* [Task data]
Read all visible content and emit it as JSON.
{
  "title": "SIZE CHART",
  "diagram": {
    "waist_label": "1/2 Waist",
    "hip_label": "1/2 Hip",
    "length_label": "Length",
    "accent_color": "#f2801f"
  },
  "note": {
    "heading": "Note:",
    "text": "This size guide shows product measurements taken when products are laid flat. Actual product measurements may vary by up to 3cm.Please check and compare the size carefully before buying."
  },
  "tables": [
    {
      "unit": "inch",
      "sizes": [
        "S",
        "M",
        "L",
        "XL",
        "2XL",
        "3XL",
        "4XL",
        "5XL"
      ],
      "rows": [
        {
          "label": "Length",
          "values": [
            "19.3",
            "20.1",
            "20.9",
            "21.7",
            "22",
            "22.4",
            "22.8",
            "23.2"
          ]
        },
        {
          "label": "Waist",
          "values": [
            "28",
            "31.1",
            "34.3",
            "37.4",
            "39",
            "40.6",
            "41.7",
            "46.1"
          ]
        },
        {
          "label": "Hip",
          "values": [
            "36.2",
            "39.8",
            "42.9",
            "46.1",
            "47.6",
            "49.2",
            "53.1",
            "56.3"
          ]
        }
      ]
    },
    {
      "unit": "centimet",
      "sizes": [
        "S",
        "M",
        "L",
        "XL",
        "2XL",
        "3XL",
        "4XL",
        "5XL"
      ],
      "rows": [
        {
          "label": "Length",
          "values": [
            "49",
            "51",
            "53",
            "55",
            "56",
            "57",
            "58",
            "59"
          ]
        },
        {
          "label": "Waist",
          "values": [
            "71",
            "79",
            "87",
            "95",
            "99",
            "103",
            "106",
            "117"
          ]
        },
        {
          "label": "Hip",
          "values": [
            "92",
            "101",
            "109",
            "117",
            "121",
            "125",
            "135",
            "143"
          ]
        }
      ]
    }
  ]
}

* [Instruction] Copy all data exactly, start to finish.

* [Full answer]
Read all visible content and emit it as JSON.
{
  "title": "SIZE CHART",
  "diagram": {
    "waist_label": "1/2 Waist",
    "hip_label": "1/2 Hip",
    "length_label": "Length",
    "accent_color": "#f2801f"
  },
  "note": {
    "heading": "Note:",
    "text": "This size guide shows product measurements taken when products are laid flat. Actual product measurements may vary by up to 3cm.Please check and compare the size carefully before buying."
  },
  "tables": [
    {
      "unit": "inch",
      "sizes": [
        "S",
        "M",
        "L",
        "XL",
        "2XL",
        "3XL",
        "4XL",
        "5XL"
      ],
      "rows": [
        {
          "label": "Length",
          "values": [
            "19.3",
            "20.1",
            "20.9",
            "21.7",
            "22",
            "22.4",
            "22.8",
            "23.2"
          ]
        },
        {
          "label": "Waist",
          "values": [
            "28",
            "31.1",
            "34.3",
            "37.4",
            "39",
            "40.6",
            "41.7",
            "46.1"
          ]
        },
        {
          "label": "Hip",
          "values": [
            "36.2",
            "39.8",
            "42.9",
            "46.1",
            "47.6",
            "49.2",
            "53.1",
            "56.3"
          ]
        }
      ]
    },
    {
      "unit": "centimet",
      "sizes": [
        "S",
        "M",
        "L",
        "XL",
        "2XL",
        "3XL",
        "4XL",
        "5XL"
      ],
      "rows": [
        {
          "label": "Length",
          "values": [
            "49",
            "51",
            "53",
            "55",
            "56",
            "57",
            "58",
            "59"
          ]
        },
        {
          "label": "Waist",
          "values": [
            "71",
            "79",
            "87",
            "95",
            "99",
            "103",
            "106",
            "117"
          ]
        },
        {
          "label": "Hip",
          "values": [
            "92",
            "101",
            "109",
            "117",
            "121",
            "125",
            "135",
            "143"
          ]
        }
      ]
    }
  ]
}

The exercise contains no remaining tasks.